## What is needed
Report each line of the data that includes the word "result".

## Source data
★ ★ ★

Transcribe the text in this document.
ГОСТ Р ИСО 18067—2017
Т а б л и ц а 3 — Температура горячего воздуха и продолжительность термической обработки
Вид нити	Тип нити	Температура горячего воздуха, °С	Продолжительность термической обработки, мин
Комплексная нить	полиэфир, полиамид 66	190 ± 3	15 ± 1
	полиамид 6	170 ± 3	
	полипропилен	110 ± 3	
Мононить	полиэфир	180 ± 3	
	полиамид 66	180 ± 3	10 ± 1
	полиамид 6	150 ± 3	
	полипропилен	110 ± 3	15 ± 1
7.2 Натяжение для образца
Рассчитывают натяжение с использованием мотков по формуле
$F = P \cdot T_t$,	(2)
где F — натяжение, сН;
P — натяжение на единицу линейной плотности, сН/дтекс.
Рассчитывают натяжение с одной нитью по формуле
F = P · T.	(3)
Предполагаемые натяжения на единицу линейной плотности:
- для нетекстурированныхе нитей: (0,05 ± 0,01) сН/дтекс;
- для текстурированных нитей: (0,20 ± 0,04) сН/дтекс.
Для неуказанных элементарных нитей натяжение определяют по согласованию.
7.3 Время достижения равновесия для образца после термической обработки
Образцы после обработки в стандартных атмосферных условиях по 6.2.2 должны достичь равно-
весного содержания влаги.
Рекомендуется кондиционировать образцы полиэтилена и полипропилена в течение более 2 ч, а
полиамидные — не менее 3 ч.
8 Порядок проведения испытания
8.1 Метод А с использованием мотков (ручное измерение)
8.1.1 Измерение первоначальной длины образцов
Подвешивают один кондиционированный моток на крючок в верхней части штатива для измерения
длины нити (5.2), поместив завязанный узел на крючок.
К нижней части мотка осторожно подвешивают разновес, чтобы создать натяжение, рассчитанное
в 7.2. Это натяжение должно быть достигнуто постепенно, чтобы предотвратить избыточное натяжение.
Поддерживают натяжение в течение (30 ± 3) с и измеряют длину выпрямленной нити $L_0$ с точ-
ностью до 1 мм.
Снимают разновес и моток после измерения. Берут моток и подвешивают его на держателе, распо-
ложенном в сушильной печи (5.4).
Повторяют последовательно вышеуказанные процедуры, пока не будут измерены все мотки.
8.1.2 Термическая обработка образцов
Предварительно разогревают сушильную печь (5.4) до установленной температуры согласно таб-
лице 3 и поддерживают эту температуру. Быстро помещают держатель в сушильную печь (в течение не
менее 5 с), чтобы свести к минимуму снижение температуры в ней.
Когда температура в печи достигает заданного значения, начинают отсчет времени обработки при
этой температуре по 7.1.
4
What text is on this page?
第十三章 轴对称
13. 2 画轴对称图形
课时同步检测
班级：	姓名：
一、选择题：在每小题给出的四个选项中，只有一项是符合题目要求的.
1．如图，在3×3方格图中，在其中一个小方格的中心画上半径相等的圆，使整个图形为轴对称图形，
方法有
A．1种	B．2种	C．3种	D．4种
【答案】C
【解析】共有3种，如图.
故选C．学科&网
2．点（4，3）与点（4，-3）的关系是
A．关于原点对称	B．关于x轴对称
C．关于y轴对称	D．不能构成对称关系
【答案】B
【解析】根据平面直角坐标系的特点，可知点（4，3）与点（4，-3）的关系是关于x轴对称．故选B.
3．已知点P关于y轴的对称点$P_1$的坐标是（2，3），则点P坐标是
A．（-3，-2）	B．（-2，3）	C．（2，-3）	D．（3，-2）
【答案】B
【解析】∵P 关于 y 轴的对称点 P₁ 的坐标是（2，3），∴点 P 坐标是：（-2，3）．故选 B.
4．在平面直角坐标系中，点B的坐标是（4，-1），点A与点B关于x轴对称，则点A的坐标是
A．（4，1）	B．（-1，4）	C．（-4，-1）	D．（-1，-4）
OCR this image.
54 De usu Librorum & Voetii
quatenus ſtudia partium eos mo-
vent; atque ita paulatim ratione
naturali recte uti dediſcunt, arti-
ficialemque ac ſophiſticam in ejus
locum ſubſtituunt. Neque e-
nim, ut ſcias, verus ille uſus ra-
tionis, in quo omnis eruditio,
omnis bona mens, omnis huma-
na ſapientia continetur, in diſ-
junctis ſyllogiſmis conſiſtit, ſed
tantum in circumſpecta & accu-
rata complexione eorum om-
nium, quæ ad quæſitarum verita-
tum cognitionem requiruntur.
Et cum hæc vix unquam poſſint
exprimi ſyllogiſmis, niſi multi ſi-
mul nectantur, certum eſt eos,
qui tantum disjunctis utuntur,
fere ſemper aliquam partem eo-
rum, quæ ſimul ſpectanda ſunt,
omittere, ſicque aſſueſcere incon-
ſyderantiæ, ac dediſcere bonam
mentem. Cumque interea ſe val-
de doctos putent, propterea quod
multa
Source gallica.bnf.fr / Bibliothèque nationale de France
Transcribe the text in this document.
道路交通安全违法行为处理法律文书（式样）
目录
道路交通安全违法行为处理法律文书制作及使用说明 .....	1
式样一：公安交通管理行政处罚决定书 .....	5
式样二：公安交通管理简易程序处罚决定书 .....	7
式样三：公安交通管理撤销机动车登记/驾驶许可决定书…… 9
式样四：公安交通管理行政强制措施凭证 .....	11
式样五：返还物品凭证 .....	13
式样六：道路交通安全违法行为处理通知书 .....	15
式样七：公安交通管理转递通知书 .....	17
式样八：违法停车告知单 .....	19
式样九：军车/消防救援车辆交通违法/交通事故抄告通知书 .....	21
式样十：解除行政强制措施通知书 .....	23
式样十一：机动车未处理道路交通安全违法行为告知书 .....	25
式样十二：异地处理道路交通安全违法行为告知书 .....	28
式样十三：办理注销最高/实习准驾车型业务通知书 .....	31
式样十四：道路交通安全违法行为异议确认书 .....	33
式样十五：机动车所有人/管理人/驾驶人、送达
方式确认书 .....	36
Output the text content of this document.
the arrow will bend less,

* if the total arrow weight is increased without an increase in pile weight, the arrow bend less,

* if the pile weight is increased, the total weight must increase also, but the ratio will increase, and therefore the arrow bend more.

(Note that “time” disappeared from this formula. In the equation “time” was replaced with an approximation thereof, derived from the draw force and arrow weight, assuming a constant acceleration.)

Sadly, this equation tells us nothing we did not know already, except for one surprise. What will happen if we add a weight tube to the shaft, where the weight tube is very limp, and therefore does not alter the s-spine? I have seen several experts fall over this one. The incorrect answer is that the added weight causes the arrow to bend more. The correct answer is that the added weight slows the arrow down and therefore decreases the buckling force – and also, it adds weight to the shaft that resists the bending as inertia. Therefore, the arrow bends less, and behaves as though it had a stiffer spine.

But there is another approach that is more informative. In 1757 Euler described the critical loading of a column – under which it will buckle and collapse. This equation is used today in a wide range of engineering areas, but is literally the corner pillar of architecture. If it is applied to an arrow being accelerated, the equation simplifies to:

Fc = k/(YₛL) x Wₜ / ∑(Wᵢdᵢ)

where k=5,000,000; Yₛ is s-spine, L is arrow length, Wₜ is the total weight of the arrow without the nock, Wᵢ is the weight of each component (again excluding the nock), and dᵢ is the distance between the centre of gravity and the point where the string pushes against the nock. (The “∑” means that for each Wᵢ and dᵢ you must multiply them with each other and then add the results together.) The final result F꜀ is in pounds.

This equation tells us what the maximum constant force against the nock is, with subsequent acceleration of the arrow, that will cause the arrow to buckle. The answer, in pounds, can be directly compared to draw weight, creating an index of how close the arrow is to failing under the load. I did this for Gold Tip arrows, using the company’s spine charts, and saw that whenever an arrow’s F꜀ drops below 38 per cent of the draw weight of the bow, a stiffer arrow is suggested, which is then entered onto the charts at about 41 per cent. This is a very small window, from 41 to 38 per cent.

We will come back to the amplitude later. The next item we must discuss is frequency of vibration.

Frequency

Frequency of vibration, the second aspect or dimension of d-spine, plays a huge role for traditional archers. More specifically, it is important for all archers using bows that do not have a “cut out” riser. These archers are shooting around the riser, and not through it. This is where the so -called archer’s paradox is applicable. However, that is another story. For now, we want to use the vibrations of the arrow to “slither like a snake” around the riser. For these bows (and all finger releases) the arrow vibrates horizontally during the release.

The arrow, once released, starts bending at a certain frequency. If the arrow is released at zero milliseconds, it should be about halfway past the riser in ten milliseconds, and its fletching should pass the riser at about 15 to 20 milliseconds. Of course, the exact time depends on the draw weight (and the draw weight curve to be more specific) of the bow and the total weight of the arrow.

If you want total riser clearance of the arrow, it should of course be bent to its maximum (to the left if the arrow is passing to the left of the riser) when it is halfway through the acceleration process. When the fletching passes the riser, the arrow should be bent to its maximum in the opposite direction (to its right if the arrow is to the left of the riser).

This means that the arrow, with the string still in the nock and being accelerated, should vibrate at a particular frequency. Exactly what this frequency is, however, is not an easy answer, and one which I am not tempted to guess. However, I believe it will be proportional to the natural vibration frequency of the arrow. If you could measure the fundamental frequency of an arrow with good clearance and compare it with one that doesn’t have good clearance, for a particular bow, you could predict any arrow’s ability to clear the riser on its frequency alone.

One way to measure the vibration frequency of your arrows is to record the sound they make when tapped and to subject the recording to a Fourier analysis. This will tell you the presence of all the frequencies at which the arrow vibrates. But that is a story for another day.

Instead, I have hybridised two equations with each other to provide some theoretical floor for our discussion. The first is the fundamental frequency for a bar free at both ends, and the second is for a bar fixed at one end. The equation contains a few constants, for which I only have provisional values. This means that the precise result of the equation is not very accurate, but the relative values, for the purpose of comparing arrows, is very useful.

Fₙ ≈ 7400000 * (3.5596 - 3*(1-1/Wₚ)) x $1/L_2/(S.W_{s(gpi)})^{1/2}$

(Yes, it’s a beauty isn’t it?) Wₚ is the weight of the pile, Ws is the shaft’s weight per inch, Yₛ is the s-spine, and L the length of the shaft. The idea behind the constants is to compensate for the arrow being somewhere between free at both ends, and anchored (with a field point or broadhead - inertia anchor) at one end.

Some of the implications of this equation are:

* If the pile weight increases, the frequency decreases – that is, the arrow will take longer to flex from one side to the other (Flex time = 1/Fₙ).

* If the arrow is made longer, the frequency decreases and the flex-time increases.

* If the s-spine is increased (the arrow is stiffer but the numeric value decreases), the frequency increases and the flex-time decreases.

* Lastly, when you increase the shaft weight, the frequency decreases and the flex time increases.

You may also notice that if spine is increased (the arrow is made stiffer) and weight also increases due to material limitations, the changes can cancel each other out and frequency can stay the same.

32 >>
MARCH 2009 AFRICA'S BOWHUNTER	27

★ ★ ★

## Solved problem
where k=5,000,000; Yₛ is s-spine, L is arrow length, Wₜ is the total weight of the arrow without the nock, Wᵢ is the weight of each component (again excluding the nock), and dᵢ is the distance between the centre of gravity and the point where the string pushes against the nock. (The “∑” means that for each Wᵢ and dᵢ you must multiply them with each other and then add the results together.) The final result F꜀ is in pounds.
Instead, I have hybridised two equations with each other to provide some theoretical floor for our discussion. The first is the fundamental frequency for a bar free at both ends, and the second is for a bar fixed at one end. The equation contains a few constants, for which I only have provisional values. This means that the precise result of the equation is not very accurate, but the relative values, for the purpose of comparing arrows, is very useful.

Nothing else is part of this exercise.